• Short task: Make an exact copy of the data below, leaving out every picture.

• Supplied material:
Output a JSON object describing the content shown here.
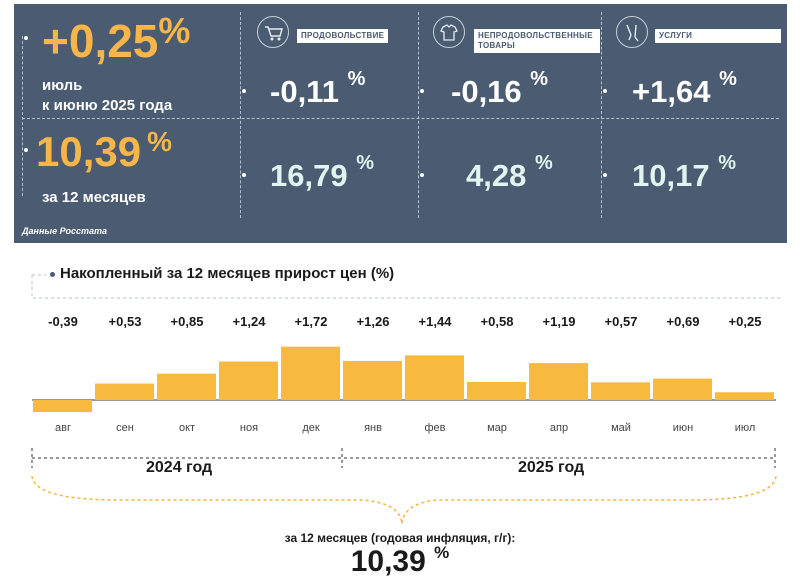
{
  "summary": {
    "monthly_value": "+0,25",
    "monthly_unit": "%",
    "monthly_line1": "июль",
    "monthly_line2": "к июню 2025 года",
    "annual_value": "10,39",
    "annual_unit": "%",
    "annual_label": "за 12 месяцев",
    "source": "Данные Росстата"
  },
  "categories": [
    {
      "name": "ПРОДОВОЛЬСТВИЕ",
      "icon": "shopping-cart-icon",
      "monthly": "-0,11",
      "annual": "16,79"
    },
    {
      "name": "НЕПРОДОВОЛЬСТВЕННЫЕ ТОВАРЫ",
      "icon": "shirt-icon",
      "monthly": "-0,16",
      "annual": "4,28"
    },
    {
      "name": "УСЛУГИ",
      "icon": "tools-icon",
      "monthly": "+1,64",
      "annual": "10,17"
    }
  ],
  "percent_sign": "%",
  "chart_data": {
    "type": "bar",
    "title": "Накопленный за 12 месяцев прирост цен (%)",
    "categories": [
      "авг",
      "сен",
      "окт",
      "ноя",
      "дек",
      "янв",
      "фев",
      "мар",
      "апр",
      "май",
      "июн",
      "июл"
    ],
    "values": [
      -0.39,
      0.53,
      0.85,
      1.24,
      1.72,
      1.26,
      1.44,
      0.58,
      1.19,
      0.57,
      0.69,
      0.25
    ],
    "value_labels": [
      "-0,39",
      "+0,53",
      "+0,85",
      "+1,24",
      "+1,72",
      "+1,26",
      "+1,44",
      "+0,58",
      "+1,19",
      "+0,57",
      "+0,69",
      "+0,25"
    ],
    "year_groups": [
      {
        "label": "2024 год",
        "months": [
          "авг",
          "сен",
          "окт",
          "ноя",
          "дек"
        ]
      },
      {
        "label": "2025 год",
        "months": [
          "янв",
          "фев",
          "мар",
          "апр",
          "май",
          "июн",
          "июл"
        ]
      }
    ],
    "bar_color": "#f7b93e"
  },
  "annual": {
    "caption": "за 12 месяцев (годовая инфляция, г/г):",
    "value": "10,39",
    "unit": "%"
  },
  "colors": {
    "panel": "#4a5b72",
    "accent": "#f7b64a",
    "bars": "#f7b93e"
  }
}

• Solution to this task:
Output a JSON object describing the content shown here.
{
  "summary": {
    "monthly_value": "+0,25",
    "monthly_unit": "%",
    "monthly_line1": "июль",
    "monthly_line2": "к июню 2025 года",
    "annual_value": "10,39",
    "annual_unit": "%",
    "annual_label": "за 12 месяцев",
    "source": "Данные Росстата"
  },
  "categories": [
    {
      "name": "ПРОДОВОЛЬСТВИЕ",
      "icon": "shopping-cart-icon",
      "monthly": "-0,11",
      "annual": "16,79"
    },
    {
      "name": "НЕПРОДОВОЛЬСТВЕННЫЕ ТОВАРЫ",
      "icon": "shirt-icon",
      "monthly": "-0,16",
      "annual": "4,28"
    },
    {
      "name": "УСЛУГИ",
      "icon": "tools-icon",
      "monthly": "+1,64",
      "annual": "10,17"
    }
  ],
  "percent_sign": "%",
  "chart_data": {
    "type": "bar",
    "title": "Накопленный за 12 месяцев прирост цен (%)",
    "categories": [
      "авг",
      "сен",
      "окт",
      "ноя",
      "дек",
      "янв",
      "фев",
      "мар",
      "апр",
      "май",
      "июн",
      "июл"
    ],
    "values": [
      -0.39,
      0.53,
      0.85,
      1.24,
      1.72,
      1.26,
      1.44,
      0.58,
      1.19,
      0.57,
      0.69,
      0.25
    ],
    "value_labels": [
      "-0,39",
      "+0,53",
      "+0,85",
      "+1,24",
      "+1,72",
      "+1,26",
      "+1,44",
      "+0,58",
      "+1,19",
      "+0,57",
      "+0,69",
      "+0,25"
    ],
    "year_groups": [
      {
        "label": "2024 год",
        "months": [
          "авг",
          "сен",
          "окт",
          "ноя",
          "дек"
        ]
      },
      {
        "label": "2025 год",
        "months": [
          "янв",
          "фев",
          "мар",
          "апр",
          "май",
          "июн",
          "июл"
        ]
      }
    ],
    "bar_color": "#f7b93e"
  },
  "annual": {
    "caption": "за 12 месяцев (годовая инфляция, г/г):",
    "value": "10,39",
    "unit": "%"
  },
  "colors": {
    "panel": "#4a5b72",
    "accent": "#f7b64a",
    "bars": "#f7b93e"
  }
}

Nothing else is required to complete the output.